Source records:
◇ ◇ ◇ ◇ ◇ ◇ ◇

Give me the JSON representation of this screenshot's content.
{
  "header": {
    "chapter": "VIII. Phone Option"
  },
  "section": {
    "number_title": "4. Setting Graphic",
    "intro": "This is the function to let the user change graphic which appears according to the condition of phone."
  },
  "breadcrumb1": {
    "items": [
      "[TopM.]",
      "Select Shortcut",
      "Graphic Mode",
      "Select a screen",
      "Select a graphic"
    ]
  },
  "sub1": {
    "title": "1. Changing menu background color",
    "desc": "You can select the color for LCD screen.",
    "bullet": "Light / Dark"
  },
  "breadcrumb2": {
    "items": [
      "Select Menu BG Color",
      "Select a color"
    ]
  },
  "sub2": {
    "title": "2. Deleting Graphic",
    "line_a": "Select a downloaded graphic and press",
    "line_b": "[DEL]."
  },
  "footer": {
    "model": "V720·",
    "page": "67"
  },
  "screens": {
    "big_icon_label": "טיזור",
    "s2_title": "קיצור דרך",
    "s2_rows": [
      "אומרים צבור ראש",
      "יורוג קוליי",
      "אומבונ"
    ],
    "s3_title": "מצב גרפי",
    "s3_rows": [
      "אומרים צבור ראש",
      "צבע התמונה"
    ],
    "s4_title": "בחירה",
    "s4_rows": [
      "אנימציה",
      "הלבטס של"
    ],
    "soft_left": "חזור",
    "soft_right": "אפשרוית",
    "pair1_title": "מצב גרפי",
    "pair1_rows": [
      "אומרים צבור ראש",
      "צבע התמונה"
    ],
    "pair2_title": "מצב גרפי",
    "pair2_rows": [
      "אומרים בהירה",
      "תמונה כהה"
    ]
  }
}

◇ ◇ ◇ ◇ ◇ ◇ ◇

### PROBLEM STATEMENT:
Generate an exact reproduction of all entries.

### EXERCISE ANSWER:
Give me the JSON representation of this screenshot's content.
{
  "header": {
    "chapter": "VIII. Phone Option"
  },
  "section": {
    "number_title": "4. Setting Graphic",
    "intro": "This is the function to let the user change graphic which appears according to the condition of phone."
  },
  "breadcrumb1": {
    "items": [
      "[TopM.]",
      "Select Shortcut",
      "Graphic Mode",
      "Select a screen",
      "Select a graphic"
    ]
  },
  "sub1": {
    "title": "1. Changing menu background color",
    "desc": "You can select the color for LCD screen.",
    "bullet": "Light / Dark"
  },
  "breadcrumb2": {
    "items": [
      "Select Menu BG Color",
      "Select a color"
    ]
  },
  "sub2": {
    "title": "2. Deleting Graphic",
    "line_a": "Select a downloaded graphic and press",
    "line_b": "[DEL]."
  },
  "footer": {
    "model": "V720·",
    "page": "67"
  },
  "screens": {
    "big_icon_label": "טיזור",
    "s2_title": "קיצור דרך",
    "s2_rows": [
      "אומרים צבור ראש",
      "יורוג קוליי",
      "אומבונ"
    ],
    "s3_title": "מצב גרפי",
    "s3_rows": [
      "אומרים צבור ראש",
      "צבע התמונה"
    ],
    "s4_title": "בחירה",
    "s4_rows": [
      "אנימציה",
      "הלבטס של"
    ],
    "soft_left": "חזור",
    "soft_right": "אפשרוית",
    "pair1_title": "מצב גרפי",
    "pair1_rows": [
      "אומרים צבור ראש",
      "צבע התמונה"
    ],
    "pair2_title": "מצב גרפי",
    "pair2_rows": [
      "אומרים בהירה",
      "תמונה כהה"
    ]
  }
}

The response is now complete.